What the task requires: The records below are to be quoted in full; please keep every word exact.

Data provided:
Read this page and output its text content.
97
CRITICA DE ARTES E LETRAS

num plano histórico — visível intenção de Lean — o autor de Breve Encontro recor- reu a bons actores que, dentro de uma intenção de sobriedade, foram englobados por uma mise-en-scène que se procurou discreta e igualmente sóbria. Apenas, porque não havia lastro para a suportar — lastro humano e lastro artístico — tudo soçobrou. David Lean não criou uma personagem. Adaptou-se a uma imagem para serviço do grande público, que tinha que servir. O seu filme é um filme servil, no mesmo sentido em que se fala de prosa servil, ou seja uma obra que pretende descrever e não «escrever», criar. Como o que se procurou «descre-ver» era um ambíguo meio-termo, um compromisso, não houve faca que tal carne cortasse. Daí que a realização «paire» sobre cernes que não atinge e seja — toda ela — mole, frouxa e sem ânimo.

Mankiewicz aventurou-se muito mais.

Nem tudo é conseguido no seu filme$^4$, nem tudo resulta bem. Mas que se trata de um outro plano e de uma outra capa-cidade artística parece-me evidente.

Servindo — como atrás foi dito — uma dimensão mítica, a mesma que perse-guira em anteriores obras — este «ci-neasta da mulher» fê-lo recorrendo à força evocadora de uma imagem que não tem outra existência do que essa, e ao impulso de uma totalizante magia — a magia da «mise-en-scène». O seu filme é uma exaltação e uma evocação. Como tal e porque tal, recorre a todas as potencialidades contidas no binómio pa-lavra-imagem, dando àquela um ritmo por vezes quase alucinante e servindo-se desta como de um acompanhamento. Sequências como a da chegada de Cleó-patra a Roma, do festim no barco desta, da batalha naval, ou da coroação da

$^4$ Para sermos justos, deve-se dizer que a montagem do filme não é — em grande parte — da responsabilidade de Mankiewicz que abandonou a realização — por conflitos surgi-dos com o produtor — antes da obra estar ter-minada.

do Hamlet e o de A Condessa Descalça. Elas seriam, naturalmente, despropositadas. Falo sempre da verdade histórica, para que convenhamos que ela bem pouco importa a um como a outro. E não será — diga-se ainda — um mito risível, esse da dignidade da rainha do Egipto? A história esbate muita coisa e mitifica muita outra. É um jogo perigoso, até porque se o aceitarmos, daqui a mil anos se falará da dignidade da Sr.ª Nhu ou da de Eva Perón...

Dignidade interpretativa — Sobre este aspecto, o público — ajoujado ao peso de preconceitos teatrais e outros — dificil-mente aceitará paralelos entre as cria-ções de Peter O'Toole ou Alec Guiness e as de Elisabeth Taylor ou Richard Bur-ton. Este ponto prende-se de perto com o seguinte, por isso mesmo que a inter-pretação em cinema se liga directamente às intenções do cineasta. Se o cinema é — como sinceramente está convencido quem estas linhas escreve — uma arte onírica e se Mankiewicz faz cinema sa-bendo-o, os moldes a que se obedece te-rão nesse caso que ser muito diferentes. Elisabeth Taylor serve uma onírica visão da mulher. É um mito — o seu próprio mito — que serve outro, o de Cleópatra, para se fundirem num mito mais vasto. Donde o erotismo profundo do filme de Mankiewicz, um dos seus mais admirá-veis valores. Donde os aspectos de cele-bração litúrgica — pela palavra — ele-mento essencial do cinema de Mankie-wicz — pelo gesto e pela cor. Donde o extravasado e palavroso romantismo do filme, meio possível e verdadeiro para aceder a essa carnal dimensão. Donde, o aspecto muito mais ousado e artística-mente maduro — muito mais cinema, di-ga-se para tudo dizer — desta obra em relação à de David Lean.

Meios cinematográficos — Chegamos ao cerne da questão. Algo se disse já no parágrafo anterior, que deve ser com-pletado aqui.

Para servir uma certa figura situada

Reply to the task:
Read this page and output its text content.
97
CRITICA DE ARTES E LETRAS

num plano histórico — visível intenção de Lean — o autor de Breve Encontro recor- reu a bons actores que, dentro de uma intenção de sobriedade, foram englobados por uma mise-en-scène que se procurou discreta e igualmente sóbria. Apenas, porque não havia lastro para a suportar — lastro humano e lastro artístico — tudo soçobrou. David Lean não criou uma personagem. Adaptou-se a uma imagem para serviço do grande público, que tinha que servir. O seu filme é um filme servil, no mesmo sentido em que se fala de prosa servil, ou seja uma obra que pretende descrever e não «escrever», criar. Como o que se procurou «descre-ver» era um ambíguo meio-termo, um compromisso, não houve faca que tal carne cortasse. Daí que a realização «paire» sobre cernes que não atinge e seja — toda ela — mole, frouxa e sem ânimo.

Mankiewicz aventurou-se muito mais.

Nem tudo é conseguido no seu filme$^4$, nem tudo resulta bem. Mas que se trata de um outro plano e de uma outra capa-cidade artística parece-me evidente.

Servindo — como atrás foi dito — uma dimensão mítica, a mesma que perse-guira em anteriores obras — este «ci-neasta da mulher» fê-lo recorrendo à força evocadora de uma imagem que não tem outra existência do que essa, e ao impulso de uma totalizante magia — a magia da «mise-en-scène». O seu filme é uma exaltação e uma evocação. Como tal e porque tal, recorre a todas as potencialidades contidas no binómio pa-lavra-imagem, dando àquela um ritmo por vezes quase alucinante e servindo-se desta como de um acompanhamento. Sequências como a da chegada de Cleó-patra a Roma, do festim no barco desta, da batalha naval, ou da coroação da

$^4$ Para sermos justos, deve-se dizer que a montagem do filme não é — em grande parte — da responsabilidade de Mankiewicz que abandonou a realização — por conflitos surgi-dos com o produtor — antes da obra estar ter-minada.

do Hamlet e o de A Condessa Descalça. Elas seriam, naturalmente, despropositadas. Falo sempre da verdade histórica, para que convenhamos que ela bem pouco importa a um como a outro. E não será — diga-se ainda — um mito risível, esse da dignidade da rainha do Egipto? A história esbate muita coisa e mitifica muita outra. É um jogo perigoso, até porque se o aceitarmos, daqui a mil anos se falará da dignidade da Sr.ª Nhu ou da de Eva Perón...

Dignidade interpretativa — Sobre este aspecto, o público — ajoujado ao peso de preconceitos teatrais e outros — dificil-mente aceitará paralelos entre as cria-ções de Peter O'Toole ou Alec Guiness e as de Elisabeth Taylor ou Richard Bur-ton. Este ponto prende-se de perto com o seguinte, por isso mesmo que a inter-pretação em cinema se liga directamente às intenções do cineasta. Se o cinema é — como sinceramente está convencido quem estas linhas escreve — uma arte onírica e se Mankiewicz faz cinema sa-bendo-o, os moldes a que se obedece te-rão nesse caso que ser muito diferentes. Elisabeth Taylor serve uma onírica visão da mulher. É um mito — o seu próprio mito — que serve outro, o de Cleópatra, para se fundirem num mito mais vasto. Donde o erotismo profundo do filme de Mankiewicz, um dos seus mais admirá-veis valores. Donde os aspectos de cele-bração litúrgica — pela palavra — ele-mento essencial do cinema de Mankie-wicz — pelo gesto e pela cor. Donde o extravasado e palavroso romantismo do filme, meio possível e verdadeiro para aceder a essa carnal dimensão. Donde, o aspecto muito mais ousado e artística-mente maduro — muito mais cinema, di-ga-se para tudo dizer — desta obra em relação à de David Lean.

Meios cinematográficos — Chegamos ao cerne da questão. Algo se disse já no parágrafo anterior, que deve ser com-pletado aqui.

Para servir uma certa figura situada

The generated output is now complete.